[WORK TO DO] Check every line of the entries for "weekday", and copy the lines that hold it.

----

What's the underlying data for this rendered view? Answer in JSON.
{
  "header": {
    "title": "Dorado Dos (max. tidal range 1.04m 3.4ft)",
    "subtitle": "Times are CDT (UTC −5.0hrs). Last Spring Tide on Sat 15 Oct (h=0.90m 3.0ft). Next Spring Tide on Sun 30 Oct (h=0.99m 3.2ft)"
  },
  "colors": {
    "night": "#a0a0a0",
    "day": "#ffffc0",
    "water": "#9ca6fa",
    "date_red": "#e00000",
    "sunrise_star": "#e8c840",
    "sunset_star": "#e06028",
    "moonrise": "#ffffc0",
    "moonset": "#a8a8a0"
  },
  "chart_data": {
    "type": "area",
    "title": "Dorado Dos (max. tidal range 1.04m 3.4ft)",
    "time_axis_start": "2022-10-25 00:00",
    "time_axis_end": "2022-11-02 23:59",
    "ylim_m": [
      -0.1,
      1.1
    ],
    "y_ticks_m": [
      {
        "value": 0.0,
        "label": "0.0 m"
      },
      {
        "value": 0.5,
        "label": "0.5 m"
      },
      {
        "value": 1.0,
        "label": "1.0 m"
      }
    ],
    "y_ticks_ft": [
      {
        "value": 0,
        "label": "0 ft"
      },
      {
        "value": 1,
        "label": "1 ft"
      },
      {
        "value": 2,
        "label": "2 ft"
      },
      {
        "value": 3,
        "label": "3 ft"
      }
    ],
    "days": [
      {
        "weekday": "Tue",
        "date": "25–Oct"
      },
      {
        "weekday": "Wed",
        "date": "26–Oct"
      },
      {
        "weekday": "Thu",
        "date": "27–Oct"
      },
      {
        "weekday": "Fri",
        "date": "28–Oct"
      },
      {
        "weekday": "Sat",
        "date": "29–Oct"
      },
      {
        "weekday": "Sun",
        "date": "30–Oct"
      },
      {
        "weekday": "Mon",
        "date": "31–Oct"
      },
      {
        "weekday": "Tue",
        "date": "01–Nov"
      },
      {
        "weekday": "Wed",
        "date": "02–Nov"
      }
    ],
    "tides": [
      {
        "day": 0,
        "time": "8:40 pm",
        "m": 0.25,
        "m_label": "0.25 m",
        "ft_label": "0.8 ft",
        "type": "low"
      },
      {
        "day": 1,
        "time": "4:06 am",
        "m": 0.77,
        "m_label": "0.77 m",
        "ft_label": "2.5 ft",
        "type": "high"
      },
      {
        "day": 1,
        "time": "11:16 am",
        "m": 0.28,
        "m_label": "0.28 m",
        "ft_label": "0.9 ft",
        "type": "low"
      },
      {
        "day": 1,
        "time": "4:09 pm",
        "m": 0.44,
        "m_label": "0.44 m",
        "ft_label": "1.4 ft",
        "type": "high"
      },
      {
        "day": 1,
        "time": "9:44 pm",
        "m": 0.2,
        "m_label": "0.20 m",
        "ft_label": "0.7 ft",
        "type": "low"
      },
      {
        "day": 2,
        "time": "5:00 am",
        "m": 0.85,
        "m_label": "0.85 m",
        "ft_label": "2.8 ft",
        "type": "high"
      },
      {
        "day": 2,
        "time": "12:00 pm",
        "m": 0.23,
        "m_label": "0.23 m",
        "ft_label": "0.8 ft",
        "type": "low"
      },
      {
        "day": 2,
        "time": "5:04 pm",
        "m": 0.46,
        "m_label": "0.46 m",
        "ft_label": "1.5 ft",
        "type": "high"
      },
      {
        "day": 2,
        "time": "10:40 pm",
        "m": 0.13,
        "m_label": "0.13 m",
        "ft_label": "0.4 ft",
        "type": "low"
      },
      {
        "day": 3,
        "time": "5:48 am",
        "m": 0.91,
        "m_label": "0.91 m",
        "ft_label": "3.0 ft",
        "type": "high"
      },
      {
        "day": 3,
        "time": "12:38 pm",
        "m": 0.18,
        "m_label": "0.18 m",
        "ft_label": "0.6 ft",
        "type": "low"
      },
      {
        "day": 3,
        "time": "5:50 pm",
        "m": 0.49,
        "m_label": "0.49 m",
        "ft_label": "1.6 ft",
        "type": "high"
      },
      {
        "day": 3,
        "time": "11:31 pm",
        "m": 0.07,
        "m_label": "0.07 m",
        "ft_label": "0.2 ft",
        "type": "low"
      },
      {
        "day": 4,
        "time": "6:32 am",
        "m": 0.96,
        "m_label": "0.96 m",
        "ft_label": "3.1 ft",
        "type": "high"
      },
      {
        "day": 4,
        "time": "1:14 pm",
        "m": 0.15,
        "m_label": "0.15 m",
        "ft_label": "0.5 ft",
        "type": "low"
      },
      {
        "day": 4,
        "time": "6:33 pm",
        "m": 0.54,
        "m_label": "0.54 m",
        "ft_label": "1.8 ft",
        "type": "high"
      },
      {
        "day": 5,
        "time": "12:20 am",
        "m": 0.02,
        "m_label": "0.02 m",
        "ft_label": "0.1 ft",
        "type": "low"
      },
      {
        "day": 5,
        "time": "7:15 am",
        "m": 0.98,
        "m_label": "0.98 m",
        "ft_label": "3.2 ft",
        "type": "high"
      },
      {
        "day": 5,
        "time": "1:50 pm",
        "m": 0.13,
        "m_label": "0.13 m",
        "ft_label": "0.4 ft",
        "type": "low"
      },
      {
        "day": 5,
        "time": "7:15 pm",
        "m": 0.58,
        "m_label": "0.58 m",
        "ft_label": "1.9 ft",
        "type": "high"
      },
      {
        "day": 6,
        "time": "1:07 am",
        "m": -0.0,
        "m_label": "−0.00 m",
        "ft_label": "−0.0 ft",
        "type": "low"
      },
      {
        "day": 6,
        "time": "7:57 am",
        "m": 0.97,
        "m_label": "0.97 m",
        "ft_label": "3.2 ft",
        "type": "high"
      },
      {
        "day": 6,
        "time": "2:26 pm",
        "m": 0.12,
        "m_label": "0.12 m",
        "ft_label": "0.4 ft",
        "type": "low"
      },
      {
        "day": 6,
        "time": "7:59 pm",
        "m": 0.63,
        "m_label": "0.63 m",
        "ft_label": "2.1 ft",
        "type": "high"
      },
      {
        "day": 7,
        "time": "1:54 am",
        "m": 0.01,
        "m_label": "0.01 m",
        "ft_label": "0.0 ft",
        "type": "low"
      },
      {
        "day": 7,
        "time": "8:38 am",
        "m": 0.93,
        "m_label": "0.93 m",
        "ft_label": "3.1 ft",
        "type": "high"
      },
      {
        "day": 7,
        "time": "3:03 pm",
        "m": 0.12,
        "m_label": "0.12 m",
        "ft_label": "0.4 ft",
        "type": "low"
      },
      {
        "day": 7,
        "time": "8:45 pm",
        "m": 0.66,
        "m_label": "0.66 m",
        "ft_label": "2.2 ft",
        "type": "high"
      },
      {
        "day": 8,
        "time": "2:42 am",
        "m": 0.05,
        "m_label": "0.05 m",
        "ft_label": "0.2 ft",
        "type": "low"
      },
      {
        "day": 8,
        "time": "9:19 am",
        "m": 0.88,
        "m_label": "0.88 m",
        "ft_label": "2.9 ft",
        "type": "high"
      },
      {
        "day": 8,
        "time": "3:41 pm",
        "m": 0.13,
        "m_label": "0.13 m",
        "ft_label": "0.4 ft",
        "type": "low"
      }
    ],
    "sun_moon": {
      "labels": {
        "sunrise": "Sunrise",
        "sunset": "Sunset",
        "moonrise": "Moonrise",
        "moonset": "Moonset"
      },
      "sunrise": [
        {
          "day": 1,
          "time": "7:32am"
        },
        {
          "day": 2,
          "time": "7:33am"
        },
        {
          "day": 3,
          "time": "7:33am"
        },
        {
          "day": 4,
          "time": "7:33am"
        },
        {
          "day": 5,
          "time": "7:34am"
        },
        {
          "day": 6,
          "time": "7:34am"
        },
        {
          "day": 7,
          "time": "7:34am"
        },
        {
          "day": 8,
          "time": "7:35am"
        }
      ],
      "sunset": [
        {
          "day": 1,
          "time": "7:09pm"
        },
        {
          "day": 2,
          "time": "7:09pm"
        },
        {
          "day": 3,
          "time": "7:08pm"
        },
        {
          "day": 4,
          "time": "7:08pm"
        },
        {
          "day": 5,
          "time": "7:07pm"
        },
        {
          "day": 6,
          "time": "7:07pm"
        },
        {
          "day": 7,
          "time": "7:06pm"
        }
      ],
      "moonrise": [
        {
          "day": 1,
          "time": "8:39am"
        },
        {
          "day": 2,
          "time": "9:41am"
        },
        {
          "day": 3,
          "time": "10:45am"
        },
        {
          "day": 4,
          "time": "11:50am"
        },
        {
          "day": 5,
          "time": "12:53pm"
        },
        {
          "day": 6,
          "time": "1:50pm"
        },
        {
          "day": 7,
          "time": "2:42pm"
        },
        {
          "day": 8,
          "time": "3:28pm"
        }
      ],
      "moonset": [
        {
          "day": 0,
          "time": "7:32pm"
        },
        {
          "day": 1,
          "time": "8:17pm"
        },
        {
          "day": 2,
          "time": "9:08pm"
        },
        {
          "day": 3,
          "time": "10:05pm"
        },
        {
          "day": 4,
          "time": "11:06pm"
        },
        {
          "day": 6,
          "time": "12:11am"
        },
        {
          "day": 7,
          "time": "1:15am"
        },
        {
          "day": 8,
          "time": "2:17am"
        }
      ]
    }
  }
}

----

[FULL ANSWER]
        "weekday": "Tue",
        "weekday": "Wed",
        "weekday": "Thu",
        "weekday": "Fri",
        "weekday": "Sat",
        "weekday": "Sun",
        "weekday": "Mon",
        "weekday": "Tue",
        "weekday": "Wed",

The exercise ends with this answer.